Transcribe the material word for word, but without the images.

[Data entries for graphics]
start

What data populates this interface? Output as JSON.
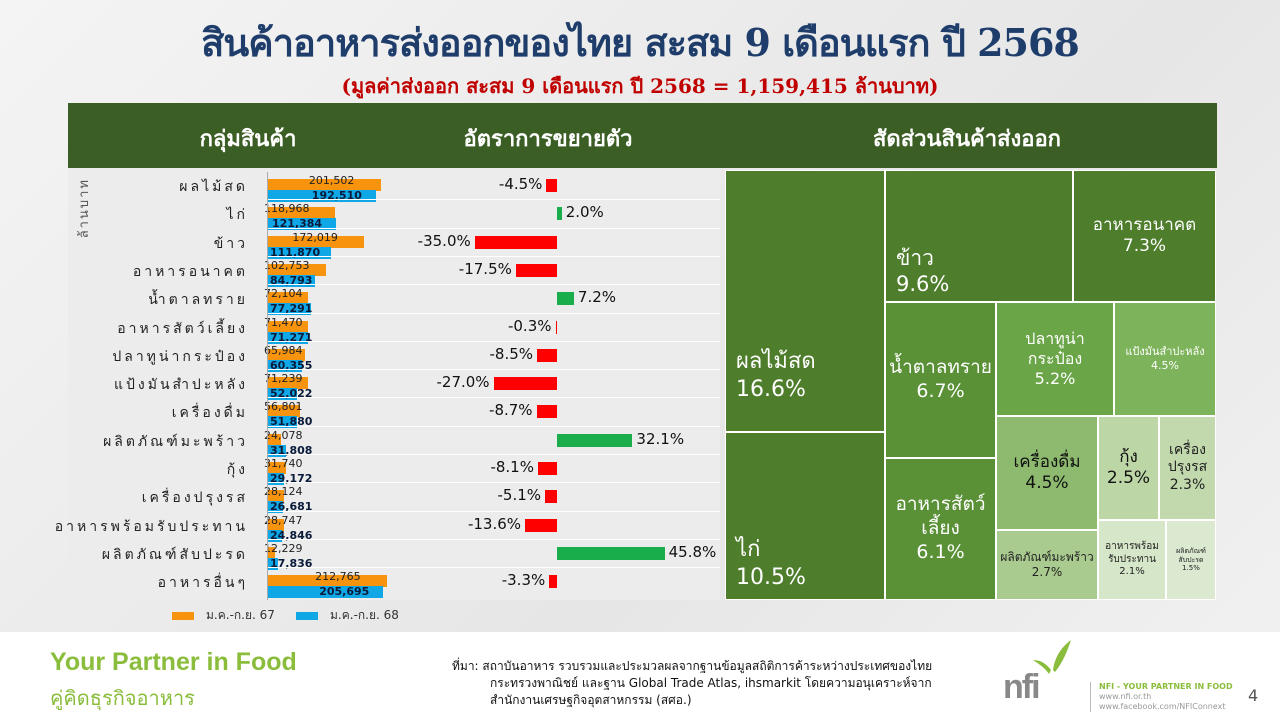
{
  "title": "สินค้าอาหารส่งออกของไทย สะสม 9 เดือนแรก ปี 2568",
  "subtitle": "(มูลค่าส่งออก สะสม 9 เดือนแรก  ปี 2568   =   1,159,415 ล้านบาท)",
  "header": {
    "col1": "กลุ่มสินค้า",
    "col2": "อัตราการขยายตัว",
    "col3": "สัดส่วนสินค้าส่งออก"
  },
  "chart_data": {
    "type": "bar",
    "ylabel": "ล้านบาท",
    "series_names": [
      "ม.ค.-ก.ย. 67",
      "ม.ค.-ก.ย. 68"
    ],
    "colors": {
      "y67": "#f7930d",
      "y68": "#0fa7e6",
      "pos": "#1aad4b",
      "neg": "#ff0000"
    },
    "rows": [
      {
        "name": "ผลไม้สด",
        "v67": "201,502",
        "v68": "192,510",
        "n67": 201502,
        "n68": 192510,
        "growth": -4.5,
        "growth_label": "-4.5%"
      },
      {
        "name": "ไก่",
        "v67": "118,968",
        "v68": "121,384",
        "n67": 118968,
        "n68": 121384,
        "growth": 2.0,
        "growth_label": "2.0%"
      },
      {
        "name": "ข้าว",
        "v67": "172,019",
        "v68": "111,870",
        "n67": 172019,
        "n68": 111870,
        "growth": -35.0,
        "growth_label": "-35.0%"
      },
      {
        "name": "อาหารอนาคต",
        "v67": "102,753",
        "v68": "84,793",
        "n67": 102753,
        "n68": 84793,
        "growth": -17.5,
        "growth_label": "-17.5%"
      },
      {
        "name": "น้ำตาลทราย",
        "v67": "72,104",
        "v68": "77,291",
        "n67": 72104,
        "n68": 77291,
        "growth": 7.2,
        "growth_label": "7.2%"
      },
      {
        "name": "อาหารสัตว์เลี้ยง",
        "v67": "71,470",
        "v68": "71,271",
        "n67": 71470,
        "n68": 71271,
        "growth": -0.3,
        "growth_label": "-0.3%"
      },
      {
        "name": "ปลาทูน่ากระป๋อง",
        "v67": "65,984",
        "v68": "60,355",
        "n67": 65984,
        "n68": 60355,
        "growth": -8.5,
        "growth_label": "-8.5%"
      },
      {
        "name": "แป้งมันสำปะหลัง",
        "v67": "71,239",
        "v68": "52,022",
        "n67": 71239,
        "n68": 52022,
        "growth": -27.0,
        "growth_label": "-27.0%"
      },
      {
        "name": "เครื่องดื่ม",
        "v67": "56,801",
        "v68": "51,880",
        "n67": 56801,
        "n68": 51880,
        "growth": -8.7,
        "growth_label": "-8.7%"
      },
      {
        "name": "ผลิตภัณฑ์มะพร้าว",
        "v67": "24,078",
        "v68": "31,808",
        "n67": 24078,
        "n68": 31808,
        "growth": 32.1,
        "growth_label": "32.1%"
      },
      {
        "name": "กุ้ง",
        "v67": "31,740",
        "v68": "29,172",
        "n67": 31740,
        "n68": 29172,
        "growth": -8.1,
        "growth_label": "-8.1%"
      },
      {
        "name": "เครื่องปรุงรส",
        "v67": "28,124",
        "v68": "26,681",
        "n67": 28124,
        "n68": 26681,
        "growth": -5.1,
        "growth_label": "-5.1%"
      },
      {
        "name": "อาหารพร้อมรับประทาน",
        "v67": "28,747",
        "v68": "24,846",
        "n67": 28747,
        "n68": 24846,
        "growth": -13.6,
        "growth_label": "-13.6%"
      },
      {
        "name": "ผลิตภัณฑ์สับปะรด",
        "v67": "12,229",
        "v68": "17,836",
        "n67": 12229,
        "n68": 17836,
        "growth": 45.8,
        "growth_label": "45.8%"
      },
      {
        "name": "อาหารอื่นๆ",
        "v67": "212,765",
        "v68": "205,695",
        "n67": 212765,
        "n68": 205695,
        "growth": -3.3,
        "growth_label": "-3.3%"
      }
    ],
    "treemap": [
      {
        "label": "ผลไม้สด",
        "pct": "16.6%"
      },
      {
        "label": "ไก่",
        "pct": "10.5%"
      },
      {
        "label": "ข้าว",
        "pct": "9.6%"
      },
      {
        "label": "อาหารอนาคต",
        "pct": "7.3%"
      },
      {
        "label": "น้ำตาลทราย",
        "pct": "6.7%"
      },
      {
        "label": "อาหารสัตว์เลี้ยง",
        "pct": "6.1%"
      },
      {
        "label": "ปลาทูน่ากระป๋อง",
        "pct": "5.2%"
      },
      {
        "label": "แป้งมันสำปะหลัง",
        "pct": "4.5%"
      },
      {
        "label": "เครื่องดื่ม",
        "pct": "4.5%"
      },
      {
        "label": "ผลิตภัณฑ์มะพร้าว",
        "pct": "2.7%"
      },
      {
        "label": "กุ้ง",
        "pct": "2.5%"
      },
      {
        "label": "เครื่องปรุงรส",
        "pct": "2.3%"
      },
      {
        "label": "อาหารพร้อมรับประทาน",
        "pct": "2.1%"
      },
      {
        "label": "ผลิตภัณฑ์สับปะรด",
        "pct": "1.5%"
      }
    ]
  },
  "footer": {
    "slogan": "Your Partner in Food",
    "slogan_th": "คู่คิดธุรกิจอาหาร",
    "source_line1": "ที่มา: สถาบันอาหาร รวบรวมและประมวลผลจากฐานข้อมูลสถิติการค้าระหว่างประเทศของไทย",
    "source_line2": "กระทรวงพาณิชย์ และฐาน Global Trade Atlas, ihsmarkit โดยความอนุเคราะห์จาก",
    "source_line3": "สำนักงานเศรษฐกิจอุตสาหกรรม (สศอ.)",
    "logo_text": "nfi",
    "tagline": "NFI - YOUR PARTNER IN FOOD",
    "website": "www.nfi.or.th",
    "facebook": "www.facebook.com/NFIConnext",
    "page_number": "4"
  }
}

end

» **Exercise solution**:
What data populates this interface? Output as JSON.
{
  "title": "สินค้าอาหารส่งออกของไทย สะสม 9 เดือนแรก ปี 2568",
  "subtitle": "(มูลค่าส่งออก สะสม 9 เดือนแรก  ปี 2568   =   1,159,415 ล้านบาท)",
  "header": {
    "col1": "กลุ่มสินค้า",
    "col2": "อัตราการขยายตัว",
    "col3": "สัดส่วนสินค้าส่งออก"
  },
  "chart_data": {
    "type": "bar",
    "ylabel": "ล้านบาท",
    "series_names": [
      "ม.ค.-ก.ย. 67",
      "ม.ค.-ก.ย. 68"
    ],
    "colors": {
      "y67": "#f7930d",
      "y68": "#0fa7e6",
      "pos": "#1aad4b",
      "neg": "#ff0000"
    },
    "rows": [
      {
        "name": "ผลไม้สด",
        "v67": "201,502",
        "v68": "192,510",
        "n67": 201502,
        "n68": 192510,
        "growth": -4.5,
        "growth_label": "-4.5%"
      },
      {
        "name": "ไก่",
        "v67": "118,968",
        "v68": "121,384",
        "n67": 118968,
        "n68": 121384,
        "growth": 2.0,
        "growth_label": "2.0%"
      },
      {
        "name": "ข้าว",
        "v67": "172,019",
        "v68": "111,870",
        "n67": 172019,
        "n68": 111870,
        "growth": -35.0,
        "growth_label": "-35.0%"
      },
      {
        "name": "อาหารอนาคต",
        "v67": "102,753",
        "v68": "84,793",
        "n67": 102753,
        "n68": 84793,
        "growth": -17.5,
        "growth_label": "-17.5%"
      },
      {
        "name": "น้ำตาลทราย",
        "v67": "72,104",
        "v68": "77,291",
        "n67": 72104,
        "n68": 77291,
        "growth": 7.2,
        "growth_label": "7.2%"
      },
      {
        "name": "อาหารสัตว์เลี้ยง",
        "v67": "71,470",
        "v68": "71,271",
        "n67": 71470,
        "n68": 71271,
        "growth": -0.3,
        "growth_label": "-0.3%"
      },
      {
        "name": "ปลาทูน่ากระป๋อง",
        "v67": "65,984",
        "v68": "60,355",
        "n67": 65984,
        "n68": 60355,
        "growth": -8.5,
        "growth_label": "-8.5%"
      },
      {
        "name": "แป้งมันสำปะหลัง",
        "v67": "71,239",
        "v68": "52,022",
        "n67": 71239,
        "n68": 52022,
        "growth": -27.0,
        "growth_label": "-27.0%"
      },
      {
        "name": "เครื่องดื่ม",
        "v67": "56,801",
        "v68": "51,880",
        "n67": 56801,
        "n68": 51880,
        "growth": -8.7,
        "growth_label": "-8.7%"
      },
      {
        "name": "ผลิตภัณฑ์มะพร้าว",
        "v67": "24,078",
        "v68": "31,808",
        "n67": 24078,
        "n68": 31808,
        "growth": 32.1,
        "growth_label": "32.1%"
      },
      {
        "name": "กุ้ง",
        "v67": "31,740",
        "v68": "29,172",
        "n67": 31740,
        "n68": 29172,
        "growth": -8.1,
        "growth_label": "-8.1%"
      },
      {
        "name": "เครื่องปรุงรส",
        "v67": "28,124",
        "v68": "26,681",
        "n67": 28124,
        "n68": 26681,
        "growth": -5.1,
        "growth_label": "-5.1%"
      },
      {
        "name": "อาหารพร้อมรับประทาน",
        "v67": "28,747",
        "v68": "24,846",
        "n67": 28747,
        "n68": 24846,
        "growth": -13.6,
        "growth_label": "-13.6%"
      },
      {
        "name": "ผลิตภัณฑ์สับปะรด",
        "v67": "12,229",
        "v68": "17,836",
        "n67": 12229,
        "n68": 17836,
        "growth": 45.8,
        "growth_label": "45.8%"
      },
      {
        "name": "อาหารอื่นๆ",
        "v67": "212,765",
        "v68": "205,695",
        "n67": 212765,
        "n68": 205695,
        "growth": -3.3,
        "growth_label": "-3.3%"
      }
    ],
    "treemap": [
      {
        "label": "ผลไม้สด",
        "pct": "16.6%"
      },
      {
        "label": "ไก่",
        "pct": "10.5%"
      },
      {
        "label": "ข้าว",
        "pct": "9.6%"
      },
      {
        "label": "อาหารอนาคต",
        "pct": "7.3%"
      },
      {
        "label": "น้ำตาลทราย",
        "pct": "6.7%"
      },
      {
        "label": "อาหารสัตว์เลี้ยง",
        "pct": "6.1%"
      },
      {
        "label": "ปลาทูน่ากระป๋อง",
        "pct": "5.2%"
      },
      {
        "label": "แป้งมันสำปะหลัง",
        "pct": "4.5%"
      },
      {
        "label": "เครื่องดื่ม",
        "pct": "4.5%"
      },
      {
        "label": "ผลิตภัณฑ์มะพร้าว",
        "pct": "2.7%"
      },
      {
        "label": "กุ้ง",
        "pct": "2.5%"
      },
      {
        "label": "เครื่องปรุงรส",
        "pct": "2.3%"
      },
      {
        "label": "อาหารพร้อมรับประทาน",
        "pct": "2.1%"
      },
      {
        "label": "ผลิตภัณฑ์สับปะรด",
        "pct": "1.5%"
      }
    ]
  },
  "footer": {
    "slogan": "Your Partner in Food",
    "slogan_th": "คู่คิดธุรกิจอาหาร",
    "source_line1": "ที่มา: สถาบันอาหาร รวบรวมและประมวลผลจากฐานข้อมูลสถิติการค้าระหว่างประเทศของไทย",
    "source_line2": "กระทรวงพาณิชย์ และฐาน Global Trade Atlas, ihsmarkit โดยความอนุเคราะห์จาก",
    "source_line3": "สำนักงานเศรษฐกิจอุตสาหกรรม (สศอ.)",
    "logo_text": "nfi",
    "tagline": "NFI - YOUR PARTNER IN FOOD",
    "website": "www.nfi.or.th",
    "facebook": "www.facebook.com/NFIConnext",
    "page_number": "4"
  }
}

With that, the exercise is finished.